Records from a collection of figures
------------------------------

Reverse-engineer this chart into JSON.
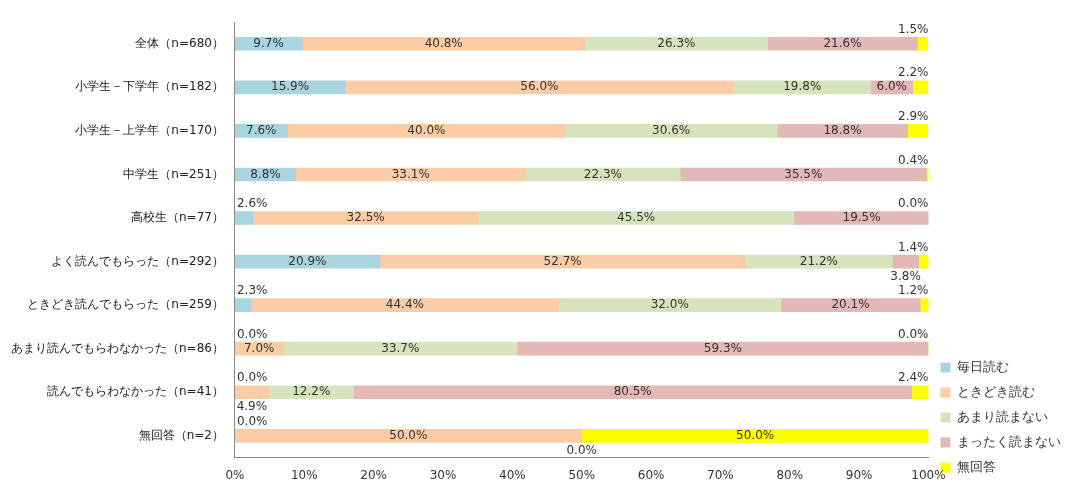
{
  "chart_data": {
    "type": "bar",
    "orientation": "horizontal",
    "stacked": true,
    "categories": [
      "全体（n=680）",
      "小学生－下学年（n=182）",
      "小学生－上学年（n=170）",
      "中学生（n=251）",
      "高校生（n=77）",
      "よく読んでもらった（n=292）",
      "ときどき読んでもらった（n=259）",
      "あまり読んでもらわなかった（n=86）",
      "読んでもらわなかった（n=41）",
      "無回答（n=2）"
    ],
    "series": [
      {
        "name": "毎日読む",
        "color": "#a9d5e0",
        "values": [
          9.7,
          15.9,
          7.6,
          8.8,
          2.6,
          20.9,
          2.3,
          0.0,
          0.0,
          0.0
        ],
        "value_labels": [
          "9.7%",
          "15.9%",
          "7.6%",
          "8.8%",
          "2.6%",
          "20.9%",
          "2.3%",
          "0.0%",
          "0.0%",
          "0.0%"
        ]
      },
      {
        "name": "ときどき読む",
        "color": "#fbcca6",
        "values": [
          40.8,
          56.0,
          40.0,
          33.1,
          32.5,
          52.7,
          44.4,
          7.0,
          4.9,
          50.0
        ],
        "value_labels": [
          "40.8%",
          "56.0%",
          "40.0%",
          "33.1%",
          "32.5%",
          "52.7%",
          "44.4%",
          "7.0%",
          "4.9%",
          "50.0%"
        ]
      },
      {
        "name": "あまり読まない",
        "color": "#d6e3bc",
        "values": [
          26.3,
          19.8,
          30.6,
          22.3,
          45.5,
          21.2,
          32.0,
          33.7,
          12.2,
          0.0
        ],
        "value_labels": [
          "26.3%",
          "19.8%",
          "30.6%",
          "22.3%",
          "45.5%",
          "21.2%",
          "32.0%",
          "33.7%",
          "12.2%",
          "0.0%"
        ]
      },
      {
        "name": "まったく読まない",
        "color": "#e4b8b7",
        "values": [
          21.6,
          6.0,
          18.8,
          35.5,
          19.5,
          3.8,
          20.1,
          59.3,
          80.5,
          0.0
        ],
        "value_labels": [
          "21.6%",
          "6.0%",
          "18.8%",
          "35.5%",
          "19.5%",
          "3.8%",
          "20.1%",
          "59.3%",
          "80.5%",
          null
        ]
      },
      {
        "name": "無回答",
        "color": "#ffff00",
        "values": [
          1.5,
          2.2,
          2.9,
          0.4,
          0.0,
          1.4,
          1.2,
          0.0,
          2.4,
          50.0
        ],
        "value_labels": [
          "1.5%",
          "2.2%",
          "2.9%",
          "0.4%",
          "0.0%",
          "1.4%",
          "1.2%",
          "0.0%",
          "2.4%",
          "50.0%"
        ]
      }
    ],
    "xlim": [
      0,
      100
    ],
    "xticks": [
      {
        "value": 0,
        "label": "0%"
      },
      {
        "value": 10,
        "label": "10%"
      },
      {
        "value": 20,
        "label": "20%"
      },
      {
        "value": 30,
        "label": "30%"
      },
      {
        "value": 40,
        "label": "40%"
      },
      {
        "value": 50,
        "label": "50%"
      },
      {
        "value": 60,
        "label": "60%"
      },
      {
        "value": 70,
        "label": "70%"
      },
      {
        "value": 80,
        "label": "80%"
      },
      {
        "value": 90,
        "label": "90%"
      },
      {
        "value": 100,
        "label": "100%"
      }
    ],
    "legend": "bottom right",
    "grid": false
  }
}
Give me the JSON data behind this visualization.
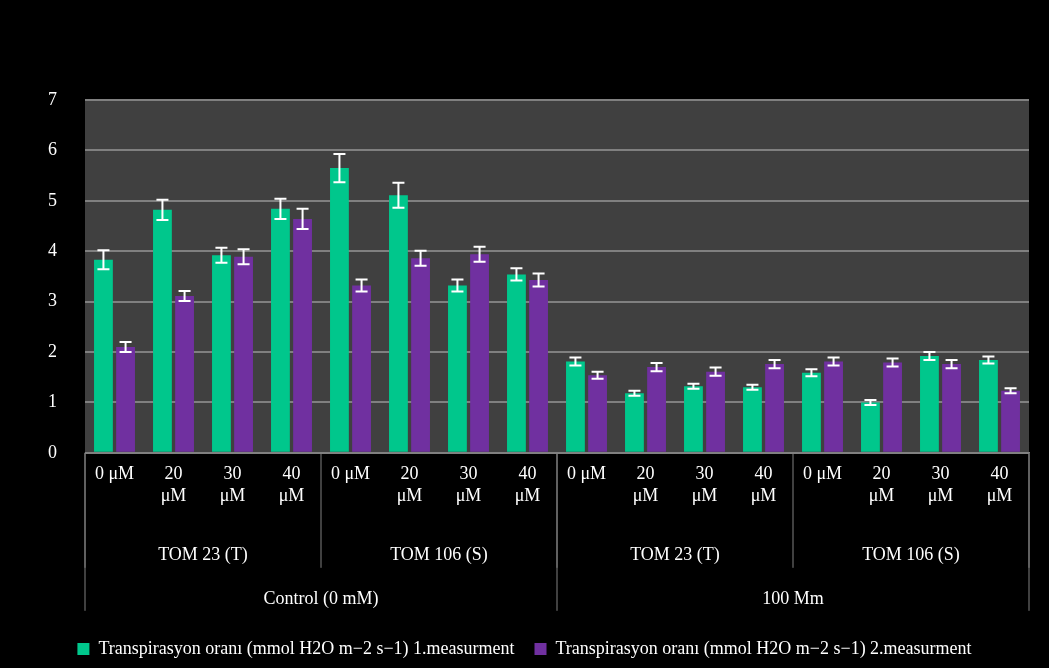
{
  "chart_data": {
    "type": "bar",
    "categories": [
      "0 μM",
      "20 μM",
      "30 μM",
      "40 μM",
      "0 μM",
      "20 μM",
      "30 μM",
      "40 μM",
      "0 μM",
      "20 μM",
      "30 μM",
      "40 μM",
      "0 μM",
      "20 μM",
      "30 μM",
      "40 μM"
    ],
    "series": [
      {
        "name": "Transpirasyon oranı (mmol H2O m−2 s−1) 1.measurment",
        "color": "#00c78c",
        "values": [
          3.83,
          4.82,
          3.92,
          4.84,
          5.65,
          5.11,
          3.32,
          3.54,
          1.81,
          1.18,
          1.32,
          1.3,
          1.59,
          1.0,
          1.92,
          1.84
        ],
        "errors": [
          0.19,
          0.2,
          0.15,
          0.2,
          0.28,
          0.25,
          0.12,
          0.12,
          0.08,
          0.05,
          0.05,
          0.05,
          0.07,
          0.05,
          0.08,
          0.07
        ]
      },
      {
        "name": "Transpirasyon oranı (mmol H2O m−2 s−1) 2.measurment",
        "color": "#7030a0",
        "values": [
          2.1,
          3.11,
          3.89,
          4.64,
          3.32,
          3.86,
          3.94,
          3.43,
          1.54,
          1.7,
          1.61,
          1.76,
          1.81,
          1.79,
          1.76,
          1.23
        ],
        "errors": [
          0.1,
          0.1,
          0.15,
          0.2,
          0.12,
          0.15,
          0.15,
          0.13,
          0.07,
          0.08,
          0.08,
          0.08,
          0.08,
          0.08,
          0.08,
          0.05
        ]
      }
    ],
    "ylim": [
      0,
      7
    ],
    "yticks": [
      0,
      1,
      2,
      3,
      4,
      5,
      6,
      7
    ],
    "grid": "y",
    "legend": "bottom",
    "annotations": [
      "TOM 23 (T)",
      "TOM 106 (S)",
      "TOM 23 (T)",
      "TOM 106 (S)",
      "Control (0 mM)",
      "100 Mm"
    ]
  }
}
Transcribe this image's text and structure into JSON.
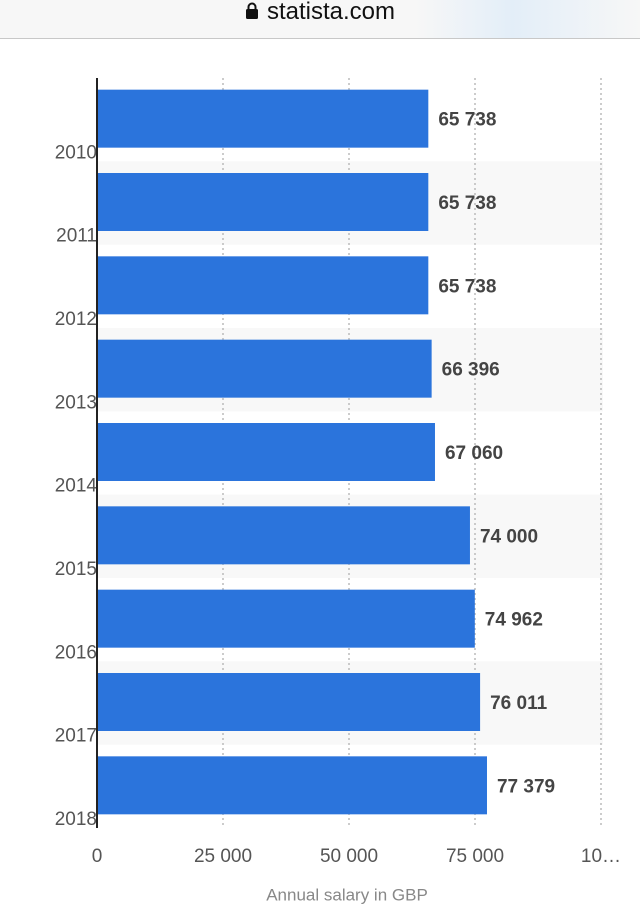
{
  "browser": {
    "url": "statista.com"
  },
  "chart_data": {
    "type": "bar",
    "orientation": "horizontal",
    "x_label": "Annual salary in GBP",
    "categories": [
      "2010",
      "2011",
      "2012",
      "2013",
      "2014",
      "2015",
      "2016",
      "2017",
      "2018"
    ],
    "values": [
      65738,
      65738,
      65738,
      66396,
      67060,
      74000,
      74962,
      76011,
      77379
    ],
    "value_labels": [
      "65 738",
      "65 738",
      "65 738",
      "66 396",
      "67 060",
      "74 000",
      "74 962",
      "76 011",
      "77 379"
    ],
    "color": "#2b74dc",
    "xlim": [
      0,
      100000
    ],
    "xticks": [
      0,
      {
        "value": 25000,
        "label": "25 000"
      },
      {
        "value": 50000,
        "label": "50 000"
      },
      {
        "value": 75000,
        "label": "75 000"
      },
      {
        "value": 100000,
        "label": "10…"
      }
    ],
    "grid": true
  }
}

------------------------------

### GOAL
Each line in the records above should be reproduced exactly; images are not copied.

### WRITTEN RESPONSE
Reverse-engineer this chart into JSON.
{
  "chart_data": {
    "type": "bar",
    "orientation": "horizontal",
    "stacked": true,
    "categories": [
      "全体（n=680）",
      "小学生－下学年（n=182）",
      "小学生－上学年（n=170）",
      "中学生（n=251）",
      "高校生（n=77）",
      "よく読んでもらった（n=292）",
      "ときどき読んでもらった（n=259）",
      "あまり読んでもらわなかった（n=86）",
      "読んでもらわなかった（n=41）",
      "無回答（n=2）"
    ],
    "series": [
      {
        "name": "毎日読む",
        "color": "#a9d5e0",
        "values": [
          9.7,
          15.9,
          7.6,
          8.8,
          2.6,
          20.9,
          2.3,
          0.0,
          0.0,
          0.0
        ],
        "value_labels": [
          "9.7%",
          "15.9%",
          "7.6%",
          "8.8%",
          "2.6%",
          "20.9%",
          "2.3%",
          "0.0%",
          "0.0%",
          "0.0%"
        ]
      },
      {
        "name": "ときどき読む",
        "color": "#fbcca6",
        "values": [
          40.8,
          56.0,
          40.0,
          33.1,
          32.5,
          52.7,
          44.4,
          7.0,
          4.9,
          50.0
        ],
        "value_labels": [
          "40.8%",
          "56.0%",
          "40.0%",
          "33.1%",
          "32.5%",
          "52.7%",
          "44.4%",
          "7.0%",
          "4.9%",
          "50.0%"
        ]
      },
      {
        "name": "あまり読まない",
        "color": "#d6e3bc",
        "values": [
          26.3,
          19.8,
          30.6,
          22.3,
          45.5,
          21.2,
          32.0,
          33.7,
          12.2,
          0.0
        ],
        "value_labels": [
          "26.3%",
          "19.8%",
          "30.6%",
          "22.3%",
          "45.5%",
          "21.2%",
          "32.0%",
          "33.7%",
          "12.2%",
          "0.0%"
        ]
      },
      {
        "name": "まったく読まない",
        "color": "#e4b8b7",
        "values": [
          21.6,
          6.0,
          18.8,
          35.5,
          19.5,
          3.8,
          20.1,
          59.3,
          80.5,
          0.0
        ],
        "value_labels": [
          "21.6%",
          "6.0%",
          "18.8%",
          "35.5%",
          "19.5%",
          "3.8%",
          "20.1%",
          "59.3%",
          "80.5%",
          null
        ]
      },
      {
        "name": "無回答",
        "color": "#ffff00",
        "values": [
          1.5,
          2.2,
          2.9,
          0.4,
          0.0,
          1.4,
          1.2,
          0.0,
          2.4,
          50.0
        ],
        "value_labels": [
          "1.5%",
          "2.2%",
          "2.9%",
          "0.4%",
          "0.0%",
          "1.4%",
          "1.2%",
          "0.0%",
          "2.4%",
          "50.0%"
        ]
      }
    ],
    "xlim": [
      0,
      100
    ],
    "xticks": [
      {
        "value": 0,
        "label": "0%"
      },
      {
        "value": 10,
        "label": "10%"
      },
      {
        "value": 20,
        "label": "20%"
      },
      {
        "value": 30,
        "label": "30%"
      },
      {
        "value": 40,
        "label": "40%"
      },
      {
        "value": 50,
        "label": "50%"
      },
      {
        "value": 60,
        "label": "60%"
      },
      {
        "value": 70,
        "label": "70%"
      },
      {
        "value": 80,
        "label": "80%"
      },
      {
        "value": 90,
        "label": "90%"
      },
      {
        "value": 100,
        "label": "100%"
      }
    ],
    "legend": "bottom right",
    "grid": false
  }
}
Give me the JSON data behind this visualization.
{
  "chart_data": {
    "type": "bar",
    "categories": [
      "0 μM",
      "20 μM",
      "30 μM",
      "40 μM",
      "0 μM",
      "20 μM",
      "30 μM",
      "40 μM",
      "0 μM",
      "20 μM",
      "30 μM",
      "40 μM",
      "0 μM",
      "20 μM",
      "30 μM",
      "40 μM"
    ],
    "series": [
      {
        "name": "Transpirasyon oranı (mmol H2O m−2 s−1) 1.measurment",
        "color": "#00c78c",
        "values": [
          3.83,
          4.82,
          3.92,
          4.84,
          5.65,
          5.11,
          3.32,
          3.54,
          1.81,
          1.18,
          1.32,
          1.3,
          1.59,
          1.0,
          1.92,
          1.84
        ],
        "errors": [
          0.19,
          0.2,
          0.15,
          0.2,
          0.28,
          0.25,
          0.12,
          0.12,
          0.08,
          0.05,
          0.05,
          0.05,
          0.07,
          0.05,
          0.08,
          0.07
        ]
      },
      {
        "name": "Transpirasyon oranı (mmol H2O m−2 s−1) 2.measurment",
        "color": "#7030a0",
        "values": [
          2.1,
          3.11,
          3.89,
          4.64,
          3.32,
          3.86,
          3.94,
          3.43,
          1.54,
          1.7,
          1.61,
          1.76,
          1.81,
          1.79,
          1.76,
          1.23
        ],
        "errors": [
          0.1,
          0.1,
          0.15,
          0.2,
          0.12,
          0.15,
          0.15,
          0.13,
          0.07,
          0.08,
          0.08,
          0.08,
          0.08,
          0.08,
          0.08,
          0.05
        ]
      }
    ],
    "ylim": [
      0,
      7
    ],
    "yticks": [
      0,
      1,
      2,
      3,
      4,
      5,
      6,
      7
    ],
    "grid": "y",
    "legend": "bottom",
    "annotations": [
      "TOM 23 (T)",
      "TOM 106 (S)",
      "TOM 23 (T)",
      "TOM 106 (S)",
      "Control (0 mM)",
      "100 Mm"
    ]
  }
}
Transcribe this image's text and structure into JSON.
{
  "browser": {
    "url": "statista.com"
  },
  "chart_data": {
    "type": "bar",
    "orientation": "horizontal",
    "x_label": "Annual salary in GBP",
    "categories": [
      "2010",
      "2011",
      "2012",
      "2013",
      "2014",
      "2015",
      "2016",
      "2017",
      "2018"
    ],
    "values": [
      65738,
      65738,
      65738,
      66396,
      67060,
      74000,
      74962,
      76011,
      77379
    ],
    "value_labels": [
      "65 738",
      "65 738",
      "65 738",
      "66 396",
      "67 060",
      "74 000",
      "74 962",
      "76 011",
      "77 379"
    ],
    "color": "#2b74dc",
    "xlim": [
      0,
      100000
    ],
    "xticks": [
      0,
      {
        "value": 25000,
        "label": "25 000"
      },
      {
        "value": 50000,
        "label": "50 000"
      },
      {
        "value": 75000,
        "label": "75 000"
      },
      {
        "value": 100000,
        "label": "10…"
      }
    ],
    "grid": true
  }
}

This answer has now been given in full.